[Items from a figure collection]
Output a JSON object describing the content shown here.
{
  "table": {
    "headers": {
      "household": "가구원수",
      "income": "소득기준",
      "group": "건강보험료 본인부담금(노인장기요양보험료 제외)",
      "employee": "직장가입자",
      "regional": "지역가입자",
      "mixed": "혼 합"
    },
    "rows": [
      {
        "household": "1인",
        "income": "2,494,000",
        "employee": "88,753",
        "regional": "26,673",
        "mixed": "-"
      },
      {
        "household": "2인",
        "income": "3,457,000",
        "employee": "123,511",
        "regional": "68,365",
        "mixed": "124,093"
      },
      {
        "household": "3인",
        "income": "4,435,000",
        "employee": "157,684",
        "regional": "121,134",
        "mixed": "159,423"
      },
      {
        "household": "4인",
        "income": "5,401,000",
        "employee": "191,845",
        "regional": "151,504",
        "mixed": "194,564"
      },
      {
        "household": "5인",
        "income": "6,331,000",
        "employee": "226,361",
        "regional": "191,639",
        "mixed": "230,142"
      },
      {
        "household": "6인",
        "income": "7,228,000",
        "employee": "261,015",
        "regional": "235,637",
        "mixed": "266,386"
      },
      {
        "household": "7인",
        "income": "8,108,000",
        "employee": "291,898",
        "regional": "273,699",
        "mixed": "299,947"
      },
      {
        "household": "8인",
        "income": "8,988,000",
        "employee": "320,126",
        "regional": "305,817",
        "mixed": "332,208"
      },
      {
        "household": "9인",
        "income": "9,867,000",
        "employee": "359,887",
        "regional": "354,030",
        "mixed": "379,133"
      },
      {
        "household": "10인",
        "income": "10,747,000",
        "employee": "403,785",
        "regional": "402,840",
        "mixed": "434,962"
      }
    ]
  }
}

---

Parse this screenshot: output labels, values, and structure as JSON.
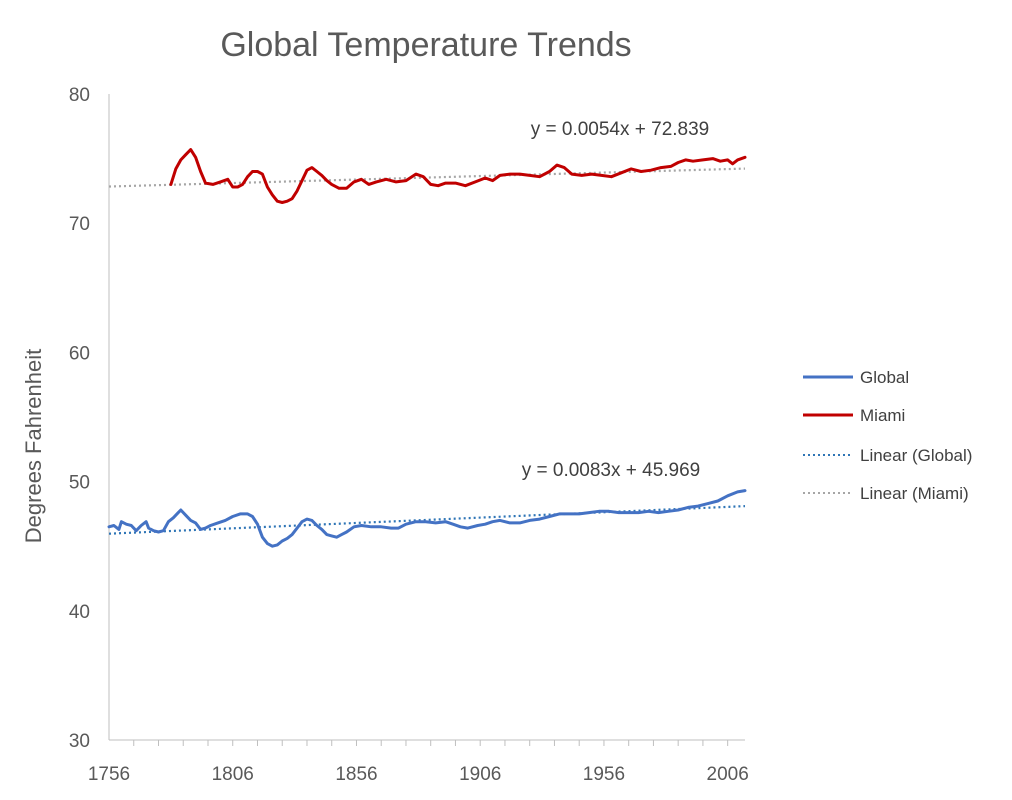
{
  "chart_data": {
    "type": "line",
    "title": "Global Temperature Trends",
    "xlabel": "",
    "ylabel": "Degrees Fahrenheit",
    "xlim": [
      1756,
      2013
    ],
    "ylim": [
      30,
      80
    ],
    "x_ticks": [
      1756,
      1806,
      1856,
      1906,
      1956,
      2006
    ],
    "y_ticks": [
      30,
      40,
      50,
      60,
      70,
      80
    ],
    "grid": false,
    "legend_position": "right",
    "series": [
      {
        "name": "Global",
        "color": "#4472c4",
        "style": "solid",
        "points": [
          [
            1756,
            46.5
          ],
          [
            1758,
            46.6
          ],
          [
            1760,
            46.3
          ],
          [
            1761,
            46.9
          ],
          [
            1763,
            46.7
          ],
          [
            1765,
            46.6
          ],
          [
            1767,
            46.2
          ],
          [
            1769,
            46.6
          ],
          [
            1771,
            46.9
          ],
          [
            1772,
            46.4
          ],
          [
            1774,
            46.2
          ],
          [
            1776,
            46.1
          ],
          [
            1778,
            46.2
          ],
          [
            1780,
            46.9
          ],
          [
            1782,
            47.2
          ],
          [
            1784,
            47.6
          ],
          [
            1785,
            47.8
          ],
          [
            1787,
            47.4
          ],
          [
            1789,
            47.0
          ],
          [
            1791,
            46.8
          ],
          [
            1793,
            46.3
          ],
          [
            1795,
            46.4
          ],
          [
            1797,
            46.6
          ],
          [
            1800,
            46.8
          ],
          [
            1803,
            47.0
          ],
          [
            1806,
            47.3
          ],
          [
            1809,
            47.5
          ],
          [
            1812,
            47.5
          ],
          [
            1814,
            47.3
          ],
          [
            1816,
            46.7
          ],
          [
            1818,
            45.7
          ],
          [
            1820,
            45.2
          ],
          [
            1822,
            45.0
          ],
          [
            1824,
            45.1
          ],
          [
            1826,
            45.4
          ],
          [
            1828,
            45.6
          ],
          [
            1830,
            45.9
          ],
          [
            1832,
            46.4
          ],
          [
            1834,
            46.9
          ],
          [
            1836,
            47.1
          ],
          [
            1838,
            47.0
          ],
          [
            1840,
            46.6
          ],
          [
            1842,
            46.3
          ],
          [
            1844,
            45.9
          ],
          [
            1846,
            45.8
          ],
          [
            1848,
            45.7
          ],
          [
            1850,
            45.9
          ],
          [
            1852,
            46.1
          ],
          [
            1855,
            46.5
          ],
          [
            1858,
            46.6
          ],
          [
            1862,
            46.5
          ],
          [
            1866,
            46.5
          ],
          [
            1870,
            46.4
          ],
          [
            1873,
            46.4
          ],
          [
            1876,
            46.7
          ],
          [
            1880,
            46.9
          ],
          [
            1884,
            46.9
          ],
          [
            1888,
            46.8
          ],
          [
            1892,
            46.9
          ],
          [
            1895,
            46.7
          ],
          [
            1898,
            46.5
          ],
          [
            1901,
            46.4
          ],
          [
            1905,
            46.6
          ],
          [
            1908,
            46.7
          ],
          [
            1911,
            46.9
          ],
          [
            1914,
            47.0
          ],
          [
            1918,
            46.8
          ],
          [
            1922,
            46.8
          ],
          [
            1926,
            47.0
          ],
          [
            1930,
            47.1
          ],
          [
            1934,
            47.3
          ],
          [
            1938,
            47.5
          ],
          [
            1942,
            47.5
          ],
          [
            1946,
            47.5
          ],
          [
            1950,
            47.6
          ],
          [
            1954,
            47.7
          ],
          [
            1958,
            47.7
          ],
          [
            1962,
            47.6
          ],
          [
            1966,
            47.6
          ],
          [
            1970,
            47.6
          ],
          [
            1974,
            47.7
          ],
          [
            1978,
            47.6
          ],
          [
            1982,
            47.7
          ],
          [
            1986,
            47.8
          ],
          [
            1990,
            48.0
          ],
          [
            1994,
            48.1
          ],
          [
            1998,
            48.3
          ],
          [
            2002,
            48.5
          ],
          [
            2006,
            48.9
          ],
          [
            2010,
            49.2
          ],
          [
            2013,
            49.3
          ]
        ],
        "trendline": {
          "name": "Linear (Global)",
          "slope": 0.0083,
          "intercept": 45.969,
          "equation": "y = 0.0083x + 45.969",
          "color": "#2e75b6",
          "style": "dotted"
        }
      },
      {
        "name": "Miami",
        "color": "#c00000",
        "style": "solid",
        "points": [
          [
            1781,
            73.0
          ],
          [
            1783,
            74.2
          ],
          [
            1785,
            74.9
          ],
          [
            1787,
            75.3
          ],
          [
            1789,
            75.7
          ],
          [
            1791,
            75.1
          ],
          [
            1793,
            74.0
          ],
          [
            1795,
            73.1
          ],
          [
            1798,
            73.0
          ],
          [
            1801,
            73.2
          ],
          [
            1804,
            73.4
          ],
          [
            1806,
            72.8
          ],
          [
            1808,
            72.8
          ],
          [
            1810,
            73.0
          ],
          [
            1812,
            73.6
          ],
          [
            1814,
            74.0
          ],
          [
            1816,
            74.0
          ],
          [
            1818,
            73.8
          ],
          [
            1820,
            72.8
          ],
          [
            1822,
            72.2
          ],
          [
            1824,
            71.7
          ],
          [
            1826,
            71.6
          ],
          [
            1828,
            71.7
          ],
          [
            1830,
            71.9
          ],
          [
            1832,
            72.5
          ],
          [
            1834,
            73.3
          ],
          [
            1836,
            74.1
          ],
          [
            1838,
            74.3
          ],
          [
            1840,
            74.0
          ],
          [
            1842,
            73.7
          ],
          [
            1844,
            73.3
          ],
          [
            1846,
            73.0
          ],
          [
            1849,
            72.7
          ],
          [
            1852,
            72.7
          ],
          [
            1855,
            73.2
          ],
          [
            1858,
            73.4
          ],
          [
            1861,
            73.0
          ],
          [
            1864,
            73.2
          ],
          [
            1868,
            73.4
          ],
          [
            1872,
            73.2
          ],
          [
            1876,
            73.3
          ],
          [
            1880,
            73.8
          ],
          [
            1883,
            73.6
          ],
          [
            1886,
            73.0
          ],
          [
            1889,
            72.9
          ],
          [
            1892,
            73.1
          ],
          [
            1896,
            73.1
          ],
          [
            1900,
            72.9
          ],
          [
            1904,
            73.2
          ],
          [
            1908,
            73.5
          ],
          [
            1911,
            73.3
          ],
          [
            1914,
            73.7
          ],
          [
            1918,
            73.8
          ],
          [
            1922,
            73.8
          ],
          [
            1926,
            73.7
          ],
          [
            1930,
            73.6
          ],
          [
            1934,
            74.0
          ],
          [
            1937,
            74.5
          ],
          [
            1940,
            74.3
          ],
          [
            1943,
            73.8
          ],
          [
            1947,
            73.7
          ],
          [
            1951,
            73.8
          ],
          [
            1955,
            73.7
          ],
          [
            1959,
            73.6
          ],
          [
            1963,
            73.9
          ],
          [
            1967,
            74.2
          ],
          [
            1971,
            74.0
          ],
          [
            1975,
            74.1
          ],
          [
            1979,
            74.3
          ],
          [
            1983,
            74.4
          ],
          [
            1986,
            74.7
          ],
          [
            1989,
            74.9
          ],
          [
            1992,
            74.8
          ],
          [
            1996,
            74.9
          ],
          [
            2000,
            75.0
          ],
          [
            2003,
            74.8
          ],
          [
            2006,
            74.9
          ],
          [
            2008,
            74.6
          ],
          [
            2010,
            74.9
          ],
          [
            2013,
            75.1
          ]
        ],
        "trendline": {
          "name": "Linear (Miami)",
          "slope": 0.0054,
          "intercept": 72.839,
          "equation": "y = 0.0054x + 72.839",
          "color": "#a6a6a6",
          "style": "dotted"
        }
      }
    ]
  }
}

==

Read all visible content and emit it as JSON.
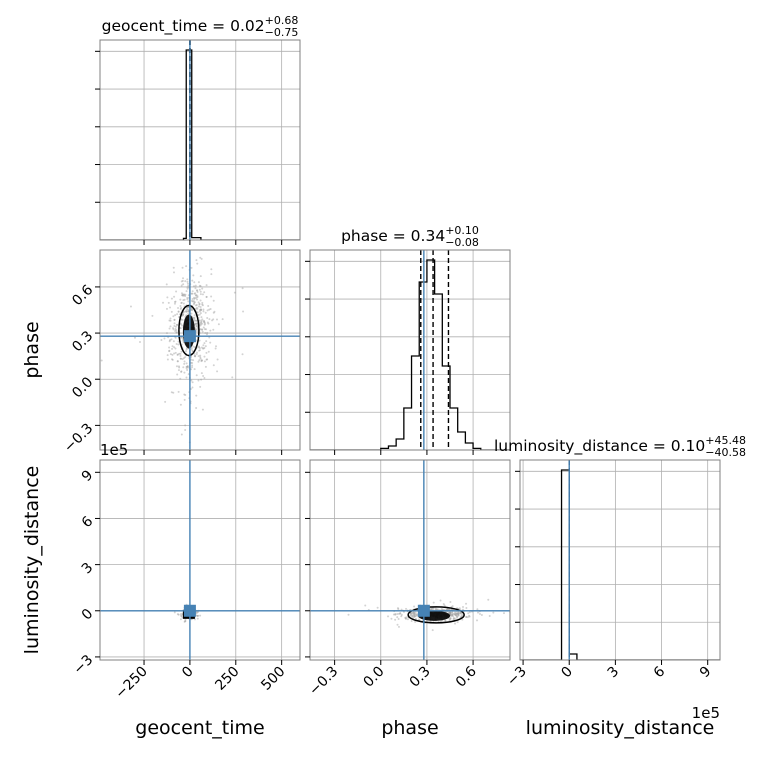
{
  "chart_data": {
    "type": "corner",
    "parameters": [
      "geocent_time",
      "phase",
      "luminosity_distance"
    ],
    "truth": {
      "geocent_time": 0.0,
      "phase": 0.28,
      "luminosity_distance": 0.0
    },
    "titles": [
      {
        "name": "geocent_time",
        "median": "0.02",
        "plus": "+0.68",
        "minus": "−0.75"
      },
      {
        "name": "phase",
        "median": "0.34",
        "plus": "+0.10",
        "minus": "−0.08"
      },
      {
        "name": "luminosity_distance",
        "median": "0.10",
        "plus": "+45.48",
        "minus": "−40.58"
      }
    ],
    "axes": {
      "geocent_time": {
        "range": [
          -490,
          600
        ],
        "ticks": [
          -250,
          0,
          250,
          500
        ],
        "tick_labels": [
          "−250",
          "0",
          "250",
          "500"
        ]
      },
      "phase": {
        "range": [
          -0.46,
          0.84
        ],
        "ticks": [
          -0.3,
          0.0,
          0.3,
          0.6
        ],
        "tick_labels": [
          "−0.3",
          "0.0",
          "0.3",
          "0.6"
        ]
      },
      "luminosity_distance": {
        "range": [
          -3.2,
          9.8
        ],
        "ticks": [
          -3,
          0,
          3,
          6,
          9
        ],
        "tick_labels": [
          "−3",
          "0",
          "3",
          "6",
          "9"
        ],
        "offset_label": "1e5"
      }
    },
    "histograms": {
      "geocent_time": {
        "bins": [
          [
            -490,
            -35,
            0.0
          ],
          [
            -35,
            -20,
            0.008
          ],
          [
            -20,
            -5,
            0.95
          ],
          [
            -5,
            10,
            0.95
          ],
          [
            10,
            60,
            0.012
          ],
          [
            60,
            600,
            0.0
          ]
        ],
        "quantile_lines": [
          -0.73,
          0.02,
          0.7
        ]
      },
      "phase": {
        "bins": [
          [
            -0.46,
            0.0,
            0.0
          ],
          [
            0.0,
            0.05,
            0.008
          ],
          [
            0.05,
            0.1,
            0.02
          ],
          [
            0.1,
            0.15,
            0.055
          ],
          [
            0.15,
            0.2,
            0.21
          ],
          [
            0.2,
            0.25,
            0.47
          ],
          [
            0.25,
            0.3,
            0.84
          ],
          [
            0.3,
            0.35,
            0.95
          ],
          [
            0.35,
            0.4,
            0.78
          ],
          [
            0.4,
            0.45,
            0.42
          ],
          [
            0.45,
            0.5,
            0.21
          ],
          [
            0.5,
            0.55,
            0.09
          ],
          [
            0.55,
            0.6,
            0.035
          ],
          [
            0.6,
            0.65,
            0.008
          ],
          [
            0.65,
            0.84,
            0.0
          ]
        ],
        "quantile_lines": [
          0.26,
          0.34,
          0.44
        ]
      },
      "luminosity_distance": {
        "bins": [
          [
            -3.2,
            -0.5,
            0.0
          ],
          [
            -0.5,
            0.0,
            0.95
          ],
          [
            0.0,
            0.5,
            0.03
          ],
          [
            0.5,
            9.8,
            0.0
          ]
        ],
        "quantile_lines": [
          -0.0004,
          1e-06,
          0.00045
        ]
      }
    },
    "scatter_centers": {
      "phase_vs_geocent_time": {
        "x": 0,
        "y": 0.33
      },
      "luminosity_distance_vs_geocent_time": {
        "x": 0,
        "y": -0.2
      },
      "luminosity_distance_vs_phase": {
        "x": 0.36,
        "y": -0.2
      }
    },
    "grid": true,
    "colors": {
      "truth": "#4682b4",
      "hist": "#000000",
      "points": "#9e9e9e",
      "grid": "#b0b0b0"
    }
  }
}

What to produce
Nothing but a number is needed here: how many lines hold the string "household"?

Finished answer
11